Exercise prompt –
Can you transcribe all of the rows below exactly, with every line kept as it appears?

* BEGIN *

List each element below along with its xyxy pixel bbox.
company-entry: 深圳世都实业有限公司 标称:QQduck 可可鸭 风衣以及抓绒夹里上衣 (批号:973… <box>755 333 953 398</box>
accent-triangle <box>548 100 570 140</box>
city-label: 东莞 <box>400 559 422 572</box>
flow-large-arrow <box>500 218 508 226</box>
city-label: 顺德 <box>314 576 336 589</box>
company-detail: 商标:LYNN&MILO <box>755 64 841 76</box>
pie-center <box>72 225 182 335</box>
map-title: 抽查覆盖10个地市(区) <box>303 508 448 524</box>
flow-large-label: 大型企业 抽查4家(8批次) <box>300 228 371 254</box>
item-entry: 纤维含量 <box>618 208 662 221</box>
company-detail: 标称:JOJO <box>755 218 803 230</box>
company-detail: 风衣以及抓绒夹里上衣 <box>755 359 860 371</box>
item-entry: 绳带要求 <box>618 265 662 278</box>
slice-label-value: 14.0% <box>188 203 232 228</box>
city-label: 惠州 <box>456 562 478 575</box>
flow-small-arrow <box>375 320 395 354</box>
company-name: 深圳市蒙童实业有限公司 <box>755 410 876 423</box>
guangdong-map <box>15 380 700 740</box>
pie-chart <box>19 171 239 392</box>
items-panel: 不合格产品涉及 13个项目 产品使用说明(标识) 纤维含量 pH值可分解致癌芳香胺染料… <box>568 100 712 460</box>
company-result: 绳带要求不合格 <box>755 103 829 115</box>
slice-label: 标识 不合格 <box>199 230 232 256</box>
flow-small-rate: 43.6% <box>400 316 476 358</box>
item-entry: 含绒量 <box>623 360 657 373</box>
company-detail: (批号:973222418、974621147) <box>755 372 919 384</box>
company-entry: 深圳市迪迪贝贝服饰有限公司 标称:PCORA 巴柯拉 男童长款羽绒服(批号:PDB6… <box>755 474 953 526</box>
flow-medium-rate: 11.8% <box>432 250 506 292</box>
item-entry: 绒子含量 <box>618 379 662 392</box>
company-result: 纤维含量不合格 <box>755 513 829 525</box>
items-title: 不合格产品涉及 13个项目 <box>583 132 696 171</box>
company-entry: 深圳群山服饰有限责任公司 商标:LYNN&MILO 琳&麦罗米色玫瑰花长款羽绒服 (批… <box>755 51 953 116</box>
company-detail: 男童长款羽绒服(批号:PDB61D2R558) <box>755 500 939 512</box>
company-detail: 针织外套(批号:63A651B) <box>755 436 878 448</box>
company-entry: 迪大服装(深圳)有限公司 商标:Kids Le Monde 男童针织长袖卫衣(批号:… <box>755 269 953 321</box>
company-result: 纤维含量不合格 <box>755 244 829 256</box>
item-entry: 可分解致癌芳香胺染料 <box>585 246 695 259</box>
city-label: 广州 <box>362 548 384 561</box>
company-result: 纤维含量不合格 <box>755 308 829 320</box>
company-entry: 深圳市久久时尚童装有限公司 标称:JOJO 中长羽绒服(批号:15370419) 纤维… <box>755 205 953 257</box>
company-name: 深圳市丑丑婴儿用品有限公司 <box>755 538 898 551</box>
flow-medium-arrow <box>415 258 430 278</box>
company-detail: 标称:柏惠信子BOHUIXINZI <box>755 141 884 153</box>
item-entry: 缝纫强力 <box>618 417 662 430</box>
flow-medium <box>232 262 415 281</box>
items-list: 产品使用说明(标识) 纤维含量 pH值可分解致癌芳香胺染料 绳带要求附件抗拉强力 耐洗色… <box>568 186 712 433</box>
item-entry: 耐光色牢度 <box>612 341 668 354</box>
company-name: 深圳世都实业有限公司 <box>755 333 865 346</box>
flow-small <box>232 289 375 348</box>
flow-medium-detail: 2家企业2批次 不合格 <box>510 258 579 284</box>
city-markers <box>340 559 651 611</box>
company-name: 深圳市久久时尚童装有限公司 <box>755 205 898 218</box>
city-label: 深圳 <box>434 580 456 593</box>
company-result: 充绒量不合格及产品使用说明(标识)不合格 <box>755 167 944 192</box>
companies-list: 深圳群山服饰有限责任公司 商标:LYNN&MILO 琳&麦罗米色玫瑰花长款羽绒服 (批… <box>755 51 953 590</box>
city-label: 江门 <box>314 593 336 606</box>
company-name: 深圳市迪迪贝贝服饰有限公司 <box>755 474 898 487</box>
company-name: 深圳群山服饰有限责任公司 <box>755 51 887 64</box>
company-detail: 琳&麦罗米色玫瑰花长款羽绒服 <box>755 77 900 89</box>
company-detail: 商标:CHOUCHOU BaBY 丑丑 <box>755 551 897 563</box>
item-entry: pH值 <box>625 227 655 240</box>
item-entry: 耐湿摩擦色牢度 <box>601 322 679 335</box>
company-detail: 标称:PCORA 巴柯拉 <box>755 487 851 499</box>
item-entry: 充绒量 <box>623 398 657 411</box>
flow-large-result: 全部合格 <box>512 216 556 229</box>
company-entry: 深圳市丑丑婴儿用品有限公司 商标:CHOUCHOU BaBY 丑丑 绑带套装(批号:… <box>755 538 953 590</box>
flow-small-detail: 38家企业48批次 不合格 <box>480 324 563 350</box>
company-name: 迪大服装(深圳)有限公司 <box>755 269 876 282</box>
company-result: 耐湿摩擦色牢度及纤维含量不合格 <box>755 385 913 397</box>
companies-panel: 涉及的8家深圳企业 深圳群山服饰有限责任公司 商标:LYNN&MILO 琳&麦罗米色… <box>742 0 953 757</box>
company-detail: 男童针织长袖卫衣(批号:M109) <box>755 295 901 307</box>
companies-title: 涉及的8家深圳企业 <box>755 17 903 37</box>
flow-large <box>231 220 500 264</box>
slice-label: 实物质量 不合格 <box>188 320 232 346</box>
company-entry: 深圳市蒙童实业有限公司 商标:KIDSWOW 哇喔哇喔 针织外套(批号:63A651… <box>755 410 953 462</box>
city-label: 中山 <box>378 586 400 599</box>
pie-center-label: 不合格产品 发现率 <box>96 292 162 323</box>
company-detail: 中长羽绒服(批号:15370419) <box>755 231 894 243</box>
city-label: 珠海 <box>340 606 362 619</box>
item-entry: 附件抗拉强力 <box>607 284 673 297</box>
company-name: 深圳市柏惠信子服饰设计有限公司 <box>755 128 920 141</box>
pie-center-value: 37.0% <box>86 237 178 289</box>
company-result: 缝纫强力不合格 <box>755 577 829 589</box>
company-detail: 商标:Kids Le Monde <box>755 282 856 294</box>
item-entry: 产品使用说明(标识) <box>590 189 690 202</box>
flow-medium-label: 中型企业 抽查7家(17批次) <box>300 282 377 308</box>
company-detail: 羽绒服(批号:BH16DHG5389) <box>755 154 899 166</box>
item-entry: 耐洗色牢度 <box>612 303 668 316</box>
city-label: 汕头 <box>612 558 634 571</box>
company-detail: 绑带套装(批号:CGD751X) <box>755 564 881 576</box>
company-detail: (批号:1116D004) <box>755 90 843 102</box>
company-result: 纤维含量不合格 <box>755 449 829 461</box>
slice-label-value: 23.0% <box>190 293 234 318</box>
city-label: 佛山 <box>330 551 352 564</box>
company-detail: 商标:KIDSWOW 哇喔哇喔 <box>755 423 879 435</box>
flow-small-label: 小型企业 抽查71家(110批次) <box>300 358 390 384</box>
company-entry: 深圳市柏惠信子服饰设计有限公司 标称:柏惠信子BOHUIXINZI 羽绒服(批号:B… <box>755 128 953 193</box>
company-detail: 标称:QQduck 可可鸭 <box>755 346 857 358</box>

* END *

The output –
List each element below along with its xyxy pixel bbox.
company-entry: 深圳世都实业有限公司 标称:QQduck 可可鸭 风衣以及抓绒夹里上衣 (批号:973… <box>755 333 953 398</box>
accent-triangle <box>548 100 570 140</box>
city-label: 东莞 <box>400 559 422 572</box>
flow-large-arrow <box>500 218 508 226</box>
city-label: 顺德 <box>314 576 336 589</box>
company-detail: 商标:LYNN&MILO <box>755 64 841 76</box>
pie-center <box>72 225 182 335</box>
map-title: 抽查覆盖10个地市(区) <box>303 508 448 524</box>
flow-large-label: 大型企业 抽查4家(8批次) <box>300 228 371 254</box>
item-entry: 纤维含量 <box>618 208 662 221</box>
company-detail: 标称:JOJO <box>755 218 803 230</box>
company-detail: 风衣以及抓绒夹里上衣 <box>755 359 860 371</box>
item-entry: 绳带要求 <box>618 265 662 278</box>
slice-label-value: 14.0% <box>188 203 232 228</box>
city-label: 惠州 <box>456 562 478 575</box>
flow-small-arrow <box>375 320 395 354</box>
company-name: 深圳市蒙童实业有限公司 <box>755 410 876 423</box>
guangdong-map <box>15 380 700 740</box>
pie-chart <box>19 171 239 392</box>
items-panel: 不合格产品涉及 13个项目 产品使用说明(标识) 纤维含量 pH值可分解致癌芳香胺染料… <box>568 100 712 460</box>
company-result: 绳带要求不合格 <box>755 103 829 115</box>
slice-label: 标识 不合格 <box>199 230 232 256</box>
flow-small-rate: 43.6% <box>400 316 476 358</box>
item-entry: 含绒量 <box>623 360 657 373</box>
company-detail: (批号:973222418、974621147) <box>755 372 919 384</box>
company-entry: 深圳市迪迪贝贝服饰有限公司 标称:PCORA 巴柯拉 男童长款羽绒服(批号:PDB6… <box>755 474 953 526</box>
flow-medium-rate: 11.8% <box>432 250 506 292</box>
item-entry: 绒子含量 <box>618 379 662 392</box>
company-result: 纤维含量不合格 <box>755 513 829 525</box>
items-title: 不合格产品涉及 13个项目 <box>583 132 696 171</box>
company-entry: 深圳群山服饰有限责任公司 商标:LYNN&MILO 琳&麦罗米色玫瑰花长款羽绒服 (批… <box>755 51 953 116</box>
company-detail: 男童长款羽绒服(批号:PDB61D2R558) <box>755 500 939 512</box>
company-detail: 针织外套(批号:63A651B) <box>755 436 878 448</box>
company-entry: 迪大服装(深圳)有限公司 商标:Kids Le Monde 男童针织长袖卫衣(批号:… <box>755 269 953 321</box>
company-result: 纤维含量不合格 <box>755 244 829 256</box>
item-entry: 可分解致癌芳香胺染料 <box>585 246 695 259</box>
city-label: 广州 <box>362 548 384 561</box>
company-result: 纤维含量不合格 <box>755 308 829 320</box>
company-entry: 深圳市久久时尚童装有限公司 标称:JOJO 中长羽绒服(批号:15370419) 纤维… <box>755 205 953 257</box>
company-name: 深圳市丑丑婴儿用品有限公司 <box>755 538 898 551</box>
flow-medium-arrow <box>415 258 430 278</box>
company-detail: 标称:柏惠信子BOHUIXINZI <box>755 141 884 153</box>
item-entry: 缝纫强力 <box>618 417 662 430</box>
flow-medium <box>232 262 415 281</box>
items-list: 产品使用说明(标识) 纤维含量 pH值可分解致癌芳香胺染料 绳带要求附件抗拉强力 耐洗色… <box>568 186 712 433</box>
item-entry: 耐光色牢度 <box>612 341 668 354</box>
company-name: 深圳世都实业有限公司 <box>755 333 865 346</box>
flow-small <box>232 289 375 348</box>
flow-medium-detail: 2家企业2批次 不合格 <box>510 258 579 284</box>
city-markers <box>340 559 651 611</box>
company-name: 深圳市久久时尚童装有限公司 <box>755 205 898 218</box>
city-label: 深圳 <box>434 580 456 593</box>
company-result: 充绒量不合格及产品使用说明(标识)不合格 <box>755 167 944 192</box>
companies-list: 深圳群山服饰有限责任公司 商标:LYNN&MILO 琳&麦罗米色玫瑰花长款羽绒服 (批… <box>755 51 953 590</box>
city-label: 江门 <box>314 593 336 606</box>
company-name: 深圳市迪迪贝贝服饰有限公司 <box>755 474 898 487</box>
company-name: 深圳群山服饰有限责任公司 <box>755 51 887 64</box>
company-detail: 琳&麦罗米色玫瑰花长款羽绒服 <box>755 77 900 89</box>
company-detail: 商标:CHOUCHOU BaBY 丑丑 <box>755 551 897 563</box>
item-entry: pH值 <box>625 227 655 240</box>
item-entry: 耐湿摩擦色牢度 <box>601 322 679 335</box>
company-detail: 标称:PCORA 巴柯拉 <box>755 487 851 499</box>
item-entry: 充绒量 <box>623 398 657 411</box>
flow-large-result: 全部合格 <box>512 216 556 229</box>
company-entry: 深圳市丑丑婴儿用品有限公司 商标:CHOUCHOU BaBY 丑丑 绑带套装(批号:… <box>755 538 953 590</box>
flow-small-detail: 38家企业48批次 不合格 <box>480 324 563 350</box>
company-name: 迪大服装(深圳)有限公司 <box>755 269 876 282</box>
company-result: 耐湿摩擦色牢度及纤维含量不合格 <box>755 385 913 397</box>
companies-panel: 涉及的8家深圳企业 深圳群山服饰有限责任公司 商标:LYNN&MILO 琳&麦罗米色… <box>742 0 953 757</box>
company-detail: 男童针织长袖卫衣(批号:M109) <box>755 295 901 307</box>
companies-title: 涉及的8家深圳企业 <box>755 17 903 37</box>
flow-large <box>231 220 500 264</box>
slice-label: 实物质量 不合格 <box>188 320 232 346</box>
company-entry: 深圳市蒙童实业有限公司 商标:KIDSWOW 哇喔哇喔 针织外套(批号:63A651… <box>755 410 953 462</box>
city-label: 中山 <box>378 586 400 599</box>
pie-center-label: 不合格产品 发现率 <box>96 292 162 323</box>
company-detail: 中长羽绒服(批号:15370419) <box>755 231 894 243</box>
city-label: 珠海 <box>340 606 362 619</box>
item-entry: 附件抗拉强力 <box>607 284 673 297</box>
company-name: 深圳市柏惠信子服饰设计有限公司 <box>755 128 920 141</box>
pie-center-value: 37.0% <box>86 237 178 289</box>
company-result: 缝纫强力不合格 <box>755 577 829 589</box>
company-detail: 商标:Kids Le Monde <box>755 282 856 294</box>
item-entry: 产品使用说明(标识) <box>590 189 690 202</box>
flow-medium-label: 中型企业 抽查7家(17批次) <box>300 282 377 308</box>
company-detail: 羽绒服(批号:BH16DHG5389) <box>755 154 899 166</box>
item-entry: 耐洗色牢度 <box>612 303 668 316</box>
city-label: 汕头 <box>612 558 634 571</box>
company-detail: 绑带套装(批号:CGD751X) <box>755 564 881 576</box>
company-detail: (批号:1116D004) <box>755 90 843 102</box>
company-result: 纤维含量不合格 <box>755 449 829 461</box>
slice-label-value: 23.0% <box>190 293 234 318</box>
city-label: 佛山 <box>330 551 352 564</box>
company-detail: 商标:KIDSWOW 哇喔哇喔 <box>755 423 879 435</box>
flow-small-label: 小型企业 抽查71家(110批次) <box>300 358 390 384</box>
company-entry: 深圳市柏惠信子服饰设计有限公司 标称:柏惠信子BOHUIXINZI 羽绒服(批号:B… <box>755 128 953 193</box>
company-detail: 标称:QQduck 可可鸭 <box>755 346 857 358</box>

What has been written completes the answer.